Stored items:
____________
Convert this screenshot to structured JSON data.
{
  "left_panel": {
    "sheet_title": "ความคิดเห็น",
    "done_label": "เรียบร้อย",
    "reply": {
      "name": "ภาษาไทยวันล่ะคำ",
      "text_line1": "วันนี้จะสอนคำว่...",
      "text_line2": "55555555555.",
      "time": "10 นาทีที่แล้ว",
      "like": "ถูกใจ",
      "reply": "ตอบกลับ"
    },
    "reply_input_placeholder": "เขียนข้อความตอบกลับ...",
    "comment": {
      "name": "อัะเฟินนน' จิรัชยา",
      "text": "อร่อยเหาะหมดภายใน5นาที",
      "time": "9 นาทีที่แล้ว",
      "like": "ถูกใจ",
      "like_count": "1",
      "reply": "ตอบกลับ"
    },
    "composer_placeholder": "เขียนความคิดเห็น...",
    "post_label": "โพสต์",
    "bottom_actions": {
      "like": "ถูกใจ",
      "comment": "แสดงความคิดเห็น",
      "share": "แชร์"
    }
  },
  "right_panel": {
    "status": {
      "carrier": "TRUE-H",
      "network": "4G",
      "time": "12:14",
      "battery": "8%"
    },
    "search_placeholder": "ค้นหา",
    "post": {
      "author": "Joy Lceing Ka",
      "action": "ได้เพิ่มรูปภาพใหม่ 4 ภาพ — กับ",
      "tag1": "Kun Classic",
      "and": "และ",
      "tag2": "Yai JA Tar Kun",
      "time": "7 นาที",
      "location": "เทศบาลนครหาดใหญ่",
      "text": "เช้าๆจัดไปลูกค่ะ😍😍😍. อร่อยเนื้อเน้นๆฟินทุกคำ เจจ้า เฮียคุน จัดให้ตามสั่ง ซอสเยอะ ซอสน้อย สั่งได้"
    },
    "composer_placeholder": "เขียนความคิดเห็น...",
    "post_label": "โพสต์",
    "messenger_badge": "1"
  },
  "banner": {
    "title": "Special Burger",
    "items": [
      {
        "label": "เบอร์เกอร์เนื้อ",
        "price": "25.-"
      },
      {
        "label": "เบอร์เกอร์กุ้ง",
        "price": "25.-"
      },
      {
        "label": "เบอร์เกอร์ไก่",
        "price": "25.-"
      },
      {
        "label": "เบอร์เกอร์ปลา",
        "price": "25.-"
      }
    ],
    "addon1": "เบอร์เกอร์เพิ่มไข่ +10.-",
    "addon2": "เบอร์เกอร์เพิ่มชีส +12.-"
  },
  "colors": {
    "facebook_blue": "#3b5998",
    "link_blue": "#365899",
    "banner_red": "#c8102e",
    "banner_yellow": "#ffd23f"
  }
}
____________
The task
From the records above, please extract every line and repeat it exactly.

Written answer
Convert this screenshot to structured JSON data.
{
  "left_panel": {
    "sheet_title": "ความคิดเห็น",
    "done_label": "เรียบร้อย",
    "reply": {
      "name": "ภาษาไทยวันล่ะคำ",
      "text_line1": "วันนี้จะสอนคำว่...",
      "text_line2": "55555555555.",
      "time": "10 นาทีที่แล้ว",
      "like": "ถูกใจ",
      "reply": "ตอบกลับ"
    },
    "reply_input_placeholder": "เขียนข้อความตอบกลับ...",
    "comment": {
      "name": "อัะเฟินนน' จิรัชยา",
      "text": "อร่อยเหาะหมดภายใน5นาที",
      "time": "9 นาทีที่แล้ว",
      "like": "ถูกใจ",
      "like_count": "1",
      "reply": "ตอบกลับ"
    },
    "composer_placeholder": "เขียนความคิดเห็น...",
    "post_label": "โพสต์",
    "bottom_actions": {
      "like": "ถูกใจ",
      "comment": "แสดงความคิดเห็น",
      "share": "แชร์"
    }
  },
  "right_panel": {
    "status": {
      "carrier": "TRUE-H",
      "network": "4G",
      "time": "12:14",
      "battery": "8%"
    },
    "search_placeholder": "ค้นหา",
    "post": {
      "author": "Joy Lceing Ka",
      "action": "ได้เพิ่มรูปภาพใหม่ 4 ภาพ — กับ",
      "tag1": "Kun Classic",
      "and": "และ",
      "tag2": "Yai JA Tar Kun",
      "time": "7 นาที",
      "location": "เทศบาลนครหาดใหญ่",
      "text": "เช้าๆจัดไปลูกค่ะ😍😍😍. อร่อยเนื้อเน้นๆฟินทุกคำ เจจ้า เฮียคุน จัดให้ตามสั่ง ซอสเยอะ ซอสน้อย สั่งได้"
    },
    "composer_placeholder": "เขียนความคิดเห็น...",
    "post_label": "โพสต์",
    "messenger_badge": "1"
  },
  "banner": {
    "title": "Special Burger",
    "items": [
      {
        "label": "เบอร์เกอร์เนื้อ",
        "price": "25.-"
      },
      {
        "label": "เบอร์เกอร์กุ้ง",
        "price": "25.-"
      },
      {
        "label": "เบอร์เกอร์ไก่",
        "price": "25.-"
      },
      {
        "label": "เบอร์เกอร์ปลา",
        "price": "25.-"
      }
    ],
    "addon1": "เบอร์เกอร์เพิ่มไข่ +10.-",
    "addon2": "เบอร์เกอร์เพิ่มชีส +12.-"
  },
  "colors": {
    "facebook_blue": "#3b5998",
    "link_blue": "#365899",
    "banner_red": "#c8102e",
    "banner_yellow": "#ffd23f"
  }
}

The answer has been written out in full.